→ **Stated problem**
Copy every line of the records below where the word "Smart" occurs.

------------------------------

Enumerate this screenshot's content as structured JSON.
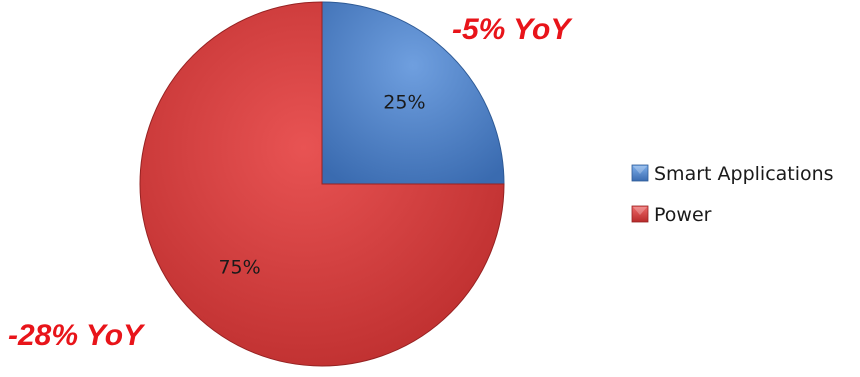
{
  "chart_data": {
    "type": "pie",
    "categories": [
      "Smart Applications",
      "Power"
    ],
    "values": [
      25,
      75
    ],
    "slice_labels": [
      "25%",
      "75%"
    ],
    "colors": [
      "#4a80c8",
      "#d43b3b"
    ],
    "legend_position": "right",
    "annotations": [
      {
        "text": "-5% YoY",
        "series": "Smart Applications",
        "color": "#e8141a"
      },
      {
        "text": "-28% YoY",
        "series": "Power",
        "color": "#e8141a"
      }
    ]
  }
}
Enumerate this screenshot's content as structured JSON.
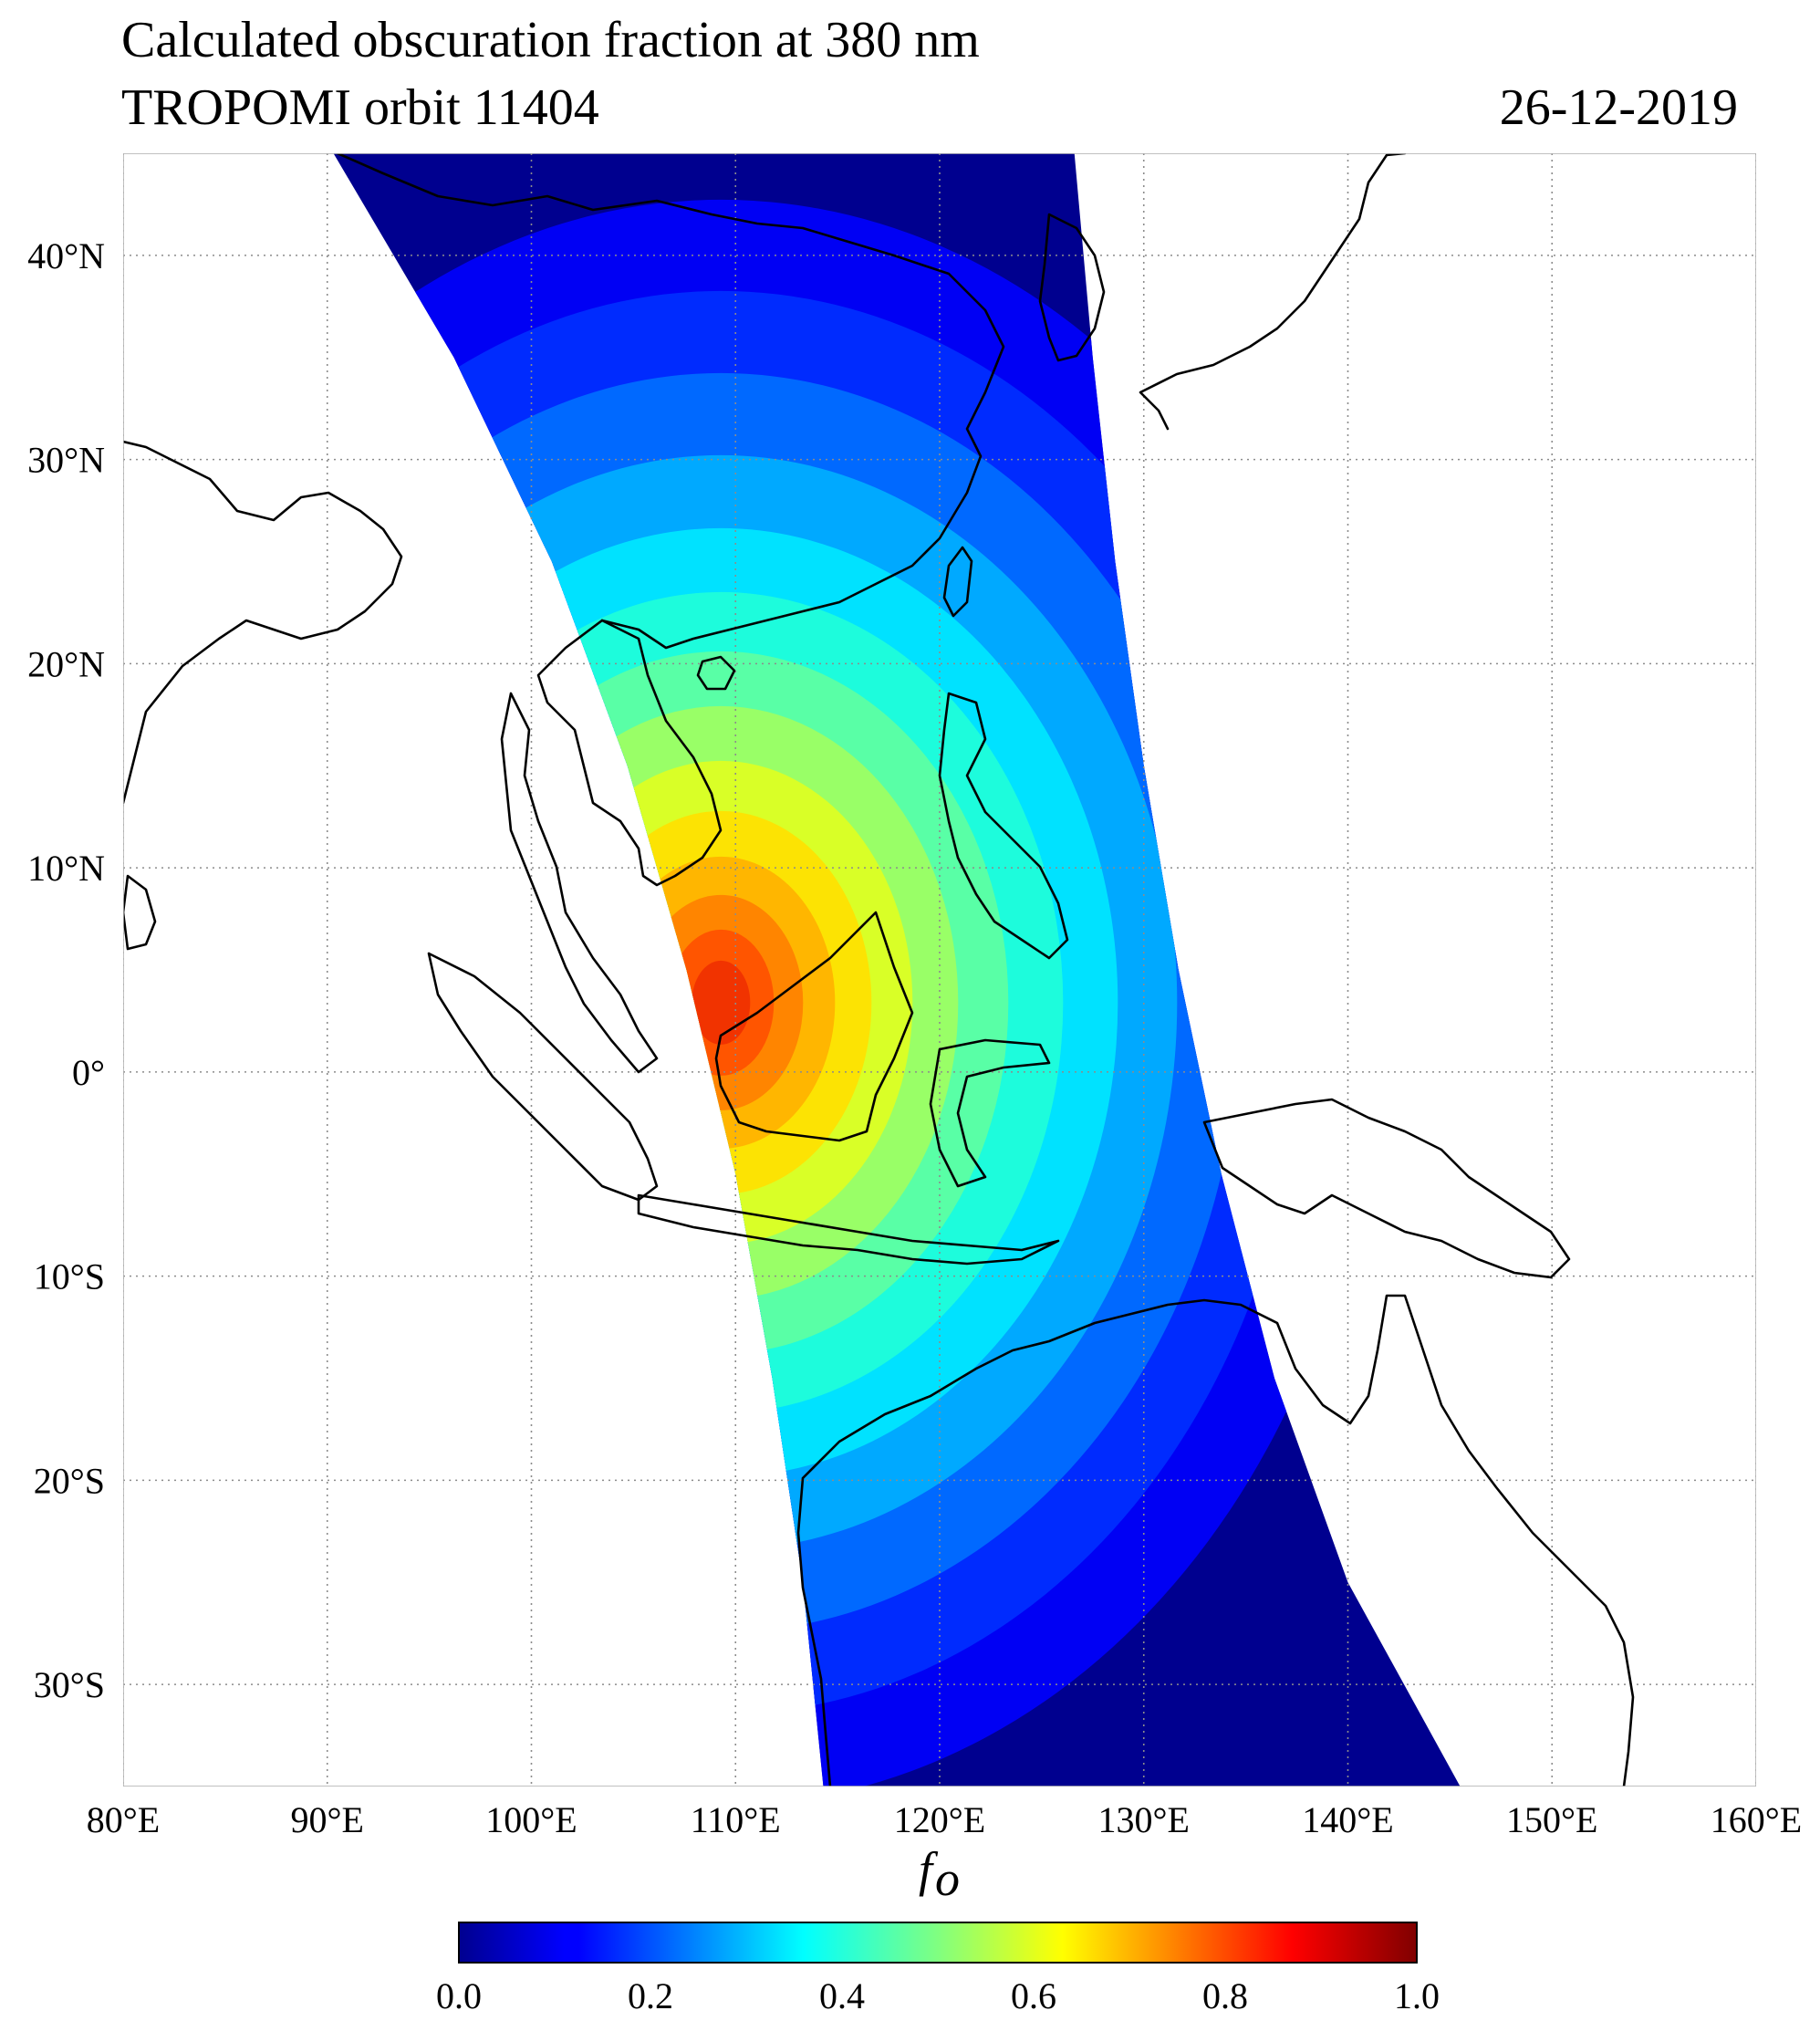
{
  "chart_data": {
    "type": "heatmap",
    "title": "Calculated obscuration fraction at 380 nm",
    "subtitle": "TROPOMI orbit 11404",
    "date": "26-12-2019",
    "xlabel": "f",
    "xlabel_sub": "o",
    "map_extent": {
      "lon": [
        80,
        160
      ],
      "lat": [
        -35,
        45
      ]
    },
    "lon_ticks": [
      80,
      90,
      100,
      110,
      120,
      130,
      140,
      150,
      160
    ],
    "lon_tick_labels": [
      "80°E",
      "90°E",
      "100°E",
      "110°E",
      "120°E",
      "130°E",
      "140°E",
      "150°E",
      "160°E"
    ],
    "lat_ticks": [
      40,
      30,
      20,
      10,
      0,
      -10,
      -20,
      -30
    ],
    "lat_tick_labels": [
      "40°N",
      "30°N",
      "20°N",
      "10°N",
      "0°",
      "10°S",
      "20°S",
      "30°S"
    ],
    "grid": true,
    "swath": {
      "west_edge": [
        [
          90.3,
          45
        ],
        [
          96.2,
          35
        ],
        [
          101,
          25
        ],
        [
          104.7,
          15
        ],
        [
          107.6,
          5
        ],
        [
          110,
          -5
        ],
        [
          111.8,
          -15
        ],
        [
          113.3,
          -25
        ],
        [
          114.3,
          -35
        ]
      ],
      "east_edge": [
        [
          126.6,
          45
        ],
        [
          127.5,
          35
        ],
        [
          128.6,
          25
        ],
        [
          130,
          15
        ],
        [
          131.7,
          5
        ],
        [
          133.8,
          -5
        ],
        [
          136.4,
          -15
        ],
        [
          140,
          -25
        ],
        [
          145.5,
          -35
        ]
      ]
    },
    "obscuration_peak": {
      "lon": 107.5,
      "lat": 2.5,
      "value": 0.88
    },
    "colorbar": {
      "colormap": "jet",
      "range": [
        0.0,
        1.0
      ],
      "ticks": [
        0.0,
        0.2,
        0.4,
        0.6,
        0.8,
        1.0
      ],
      "tick_labels": [
        "0.0",
        "0.2",
        "0.4",
        "0.6",
        "0.8",
        "1.0"
      ]
    }
  }
}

------------------------------

→ **Task solution**
      "Smart Applications",
        "series": "Smart Applications",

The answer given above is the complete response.